[Passage for review Boundary: Start]
Operation Brevity was a limited offensive conducted in mid-May 1941, during the Western Desert Campaign of the Second World War. Conceived by the commander-in-chief of the British Middle East Command, General Archibald Wavell, Brevity was intended to be a rapid blow against weak Axis front-line forces in the SollumCapuzzoBardia area of the border between Egypt and Libya. Although the operation got off to a promising start, throwing the Axis high command into confusion, most of its early gains were lost to local counter-attacks, and with German reinforcements being rushed to the front the operation was called off after one day.

Egypt had been invaded by Libyan-based Italian forces in September 1940, but by February of the following year a British counter-offensive had advanced well into Libya, destroying the Italian Tenth Army in the process. British attention then shifted to Greece, which was under the threat of Axis invasion. While Allied divisions were being diverted from North Africa, the Italians reinforced their positions and were supported by the arrival of the German Afrika Korps under General Erwin Rommel. Rapidly taking the offensive against his distracted and over-stretched opponent, by April 1941 Rommel had driven the British and Commonwealth forces in Cyrenaica back across the Egyptian border. Although the battlefront now lay in the border area, the port city of Tobruk—100 miles (160 km) inside Libya—had resisted the Axis advance, and its substantial Australian and British garrison constituted a significant threat to Rommel's lengthy supply chain. He therefore committed his main strength to besieging the city, leaving the front line only thinly held.
[Passage for review Boundary: End]
### To do
Copy word for word the part of the Operation Brevity passage starting with "Operation Brevity was" and going on through "after one day.". The data after this is separate material, apart from the Operation Brevity passage.
[Data under study Boundary: Start]
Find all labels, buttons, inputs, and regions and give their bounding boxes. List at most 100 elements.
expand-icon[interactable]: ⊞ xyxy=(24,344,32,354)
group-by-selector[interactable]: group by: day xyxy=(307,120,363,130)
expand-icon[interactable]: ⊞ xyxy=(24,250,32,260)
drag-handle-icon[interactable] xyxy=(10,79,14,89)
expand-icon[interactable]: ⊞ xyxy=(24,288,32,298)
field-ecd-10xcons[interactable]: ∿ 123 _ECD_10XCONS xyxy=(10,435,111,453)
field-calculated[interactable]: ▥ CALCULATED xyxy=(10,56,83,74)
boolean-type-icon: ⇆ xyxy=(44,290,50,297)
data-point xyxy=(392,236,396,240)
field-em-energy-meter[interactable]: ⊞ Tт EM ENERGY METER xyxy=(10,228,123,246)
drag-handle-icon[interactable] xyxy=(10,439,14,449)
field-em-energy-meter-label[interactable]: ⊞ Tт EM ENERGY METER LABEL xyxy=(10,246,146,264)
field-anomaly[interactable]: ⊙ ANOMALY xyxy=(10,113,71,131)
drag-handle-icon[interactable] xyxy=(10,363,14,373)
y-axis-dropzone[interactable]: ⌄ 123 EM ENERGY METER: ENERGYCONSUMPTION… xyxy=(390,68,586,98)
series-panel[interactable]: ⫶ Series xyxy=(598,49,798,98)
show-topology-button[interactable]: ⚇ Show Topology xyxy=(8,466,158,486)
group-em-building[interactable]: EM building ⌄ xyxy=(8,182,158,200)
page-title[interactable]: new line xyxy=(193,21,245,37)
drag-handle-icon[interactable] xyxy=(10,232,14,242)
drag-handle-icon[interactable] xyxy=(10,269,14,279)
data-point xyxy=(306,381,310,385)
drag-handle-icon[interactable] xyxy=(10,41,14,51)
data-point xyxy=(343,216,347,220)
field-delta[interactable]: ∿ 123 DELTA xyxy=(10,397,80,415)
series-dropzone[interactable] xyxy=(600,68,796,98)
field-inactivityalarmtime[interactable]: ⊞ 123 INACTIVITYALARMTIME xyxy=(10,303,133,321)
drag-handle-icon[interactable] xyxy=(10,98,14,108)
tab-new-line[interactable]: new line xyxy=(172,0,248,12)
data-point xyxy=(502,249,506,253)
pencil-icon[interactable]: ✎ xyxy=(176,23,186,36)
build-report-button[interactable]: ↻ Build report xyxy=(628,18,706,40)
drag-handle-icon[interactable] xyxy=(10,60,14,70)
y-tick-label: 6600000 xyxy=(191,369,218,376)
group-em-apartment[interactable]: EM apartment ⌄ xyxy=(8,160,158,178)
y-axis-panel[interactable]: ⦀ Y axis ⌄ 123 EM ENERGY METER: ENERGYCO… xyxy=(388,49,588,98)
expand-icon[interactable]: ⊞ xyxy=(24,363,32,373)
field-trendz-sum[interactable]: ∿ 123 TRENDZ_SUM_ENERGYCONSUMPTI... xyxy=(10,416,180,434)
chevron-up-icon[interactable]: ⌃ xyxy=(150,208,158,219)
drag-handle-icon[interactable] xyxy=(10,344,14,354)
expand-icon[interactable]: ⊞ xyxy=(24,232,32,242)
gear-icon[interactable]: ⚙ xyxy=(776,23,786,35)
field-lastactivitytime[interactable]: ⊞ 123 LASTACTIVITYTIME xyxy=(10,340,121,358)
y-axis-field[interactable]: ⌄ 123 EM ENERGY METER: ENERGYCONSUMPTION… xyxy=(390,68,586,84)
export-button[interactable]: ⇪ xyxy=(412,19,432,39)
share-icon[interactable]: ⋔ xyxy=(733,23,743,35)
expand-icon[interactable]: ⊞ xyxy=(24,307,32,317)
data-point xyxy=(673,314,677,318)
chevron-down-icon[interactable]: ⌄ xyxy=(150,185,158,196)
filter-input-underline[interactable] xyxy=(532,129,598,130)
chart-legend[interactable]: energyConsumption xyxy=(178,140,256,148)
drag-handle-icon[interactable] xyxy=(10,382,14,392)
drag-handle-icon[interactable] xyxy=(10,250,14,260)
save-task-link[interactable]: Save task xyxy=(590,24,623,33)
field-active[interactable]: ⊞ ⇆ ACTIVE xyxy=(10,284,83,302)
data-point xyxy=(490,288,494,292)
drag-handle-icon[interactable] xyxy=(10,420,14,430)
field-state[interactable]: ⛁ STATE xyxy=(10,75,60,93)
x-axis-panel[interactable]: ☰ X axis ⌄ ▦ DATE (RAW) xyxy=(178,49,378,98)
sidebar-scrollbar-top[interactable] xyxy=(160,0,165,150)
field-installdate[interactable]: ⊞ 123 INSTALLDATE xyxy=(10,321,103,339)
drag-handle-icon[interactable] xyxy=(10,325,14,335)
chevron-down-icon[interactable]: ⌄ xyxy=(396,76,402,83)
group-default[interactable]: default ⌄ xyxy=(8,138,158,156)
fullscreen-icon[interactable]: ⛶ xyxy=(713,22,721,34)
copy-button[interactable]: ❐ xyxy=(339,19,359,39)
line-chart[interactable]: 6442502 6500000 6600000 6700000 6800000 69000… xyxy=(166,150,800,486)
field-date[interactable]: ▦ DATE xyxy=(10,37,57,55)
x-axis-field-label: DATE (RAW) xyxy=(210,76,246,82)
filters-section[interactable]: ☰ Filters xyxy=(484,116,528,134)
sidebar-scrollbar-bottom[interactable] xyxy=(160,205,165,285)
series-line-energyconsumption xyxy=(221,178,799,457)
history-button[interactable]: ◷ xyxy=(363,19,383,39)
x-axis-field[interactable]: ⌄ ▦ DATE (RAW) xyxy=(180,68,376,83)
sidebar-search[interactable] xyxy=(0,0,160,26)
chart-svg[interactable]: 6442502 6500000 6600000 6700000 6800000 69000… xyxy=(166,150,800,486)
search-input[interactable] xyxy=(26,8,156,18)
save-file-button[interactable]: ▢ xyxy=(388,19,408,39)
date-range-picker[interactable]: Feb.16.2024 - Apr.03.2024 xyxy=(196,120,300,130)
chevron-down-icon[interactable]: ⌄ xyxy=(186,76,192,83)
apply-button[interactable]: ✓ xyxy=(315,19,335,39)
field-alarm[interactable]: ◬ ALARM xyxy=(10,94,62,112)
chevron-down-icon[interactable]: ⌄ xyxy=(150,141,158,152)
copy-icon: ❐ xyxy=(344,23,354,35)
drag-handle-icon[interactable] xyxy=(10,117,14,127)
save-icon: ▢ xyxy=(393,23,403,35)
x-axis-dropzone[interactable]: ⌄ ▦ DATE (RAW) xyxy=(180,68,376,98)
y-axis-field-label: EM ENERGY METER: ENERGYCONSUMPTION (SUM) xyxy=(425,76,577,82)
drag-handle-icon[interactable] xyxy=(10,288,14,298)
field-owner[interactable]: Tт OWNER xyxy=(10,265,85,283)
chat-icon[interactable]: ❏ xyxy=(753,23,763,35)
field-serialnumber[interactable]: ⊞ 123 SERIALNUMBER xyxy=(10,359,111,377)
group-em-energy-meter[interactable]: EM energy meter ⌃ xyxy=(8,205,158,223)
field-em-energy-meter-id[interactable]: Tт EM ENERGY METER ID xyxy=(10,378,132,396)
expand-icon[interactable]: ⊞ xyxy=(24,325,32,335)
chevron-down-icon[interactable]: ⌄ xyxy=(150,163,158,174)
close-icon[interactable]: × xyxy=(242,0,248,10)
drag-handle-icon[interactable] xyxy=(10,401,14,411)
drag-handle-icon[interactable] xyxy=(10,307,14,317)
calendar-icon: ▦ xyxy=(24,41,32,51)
[Data under study Boundary: End]
### Worked solution
Operation Brevity was a limited offensive conducted in mid-May 1941, during the Western Desert Campaign of the Second World War. Conceived by the commander-in-chief of the British Middle East Command, General Archibald Wavell, Brevity was intended to be a rapid blow against weak Axis front-line forces in the SollumCapuzzoBardia area of the border between Egypt and Libya. Although the operation got off to a promising start, throwing the Axis high command into confusion, most of its early gains were lost to local counter-attacks, and with German reinforcements being rushed to the front the operation was called off after one day.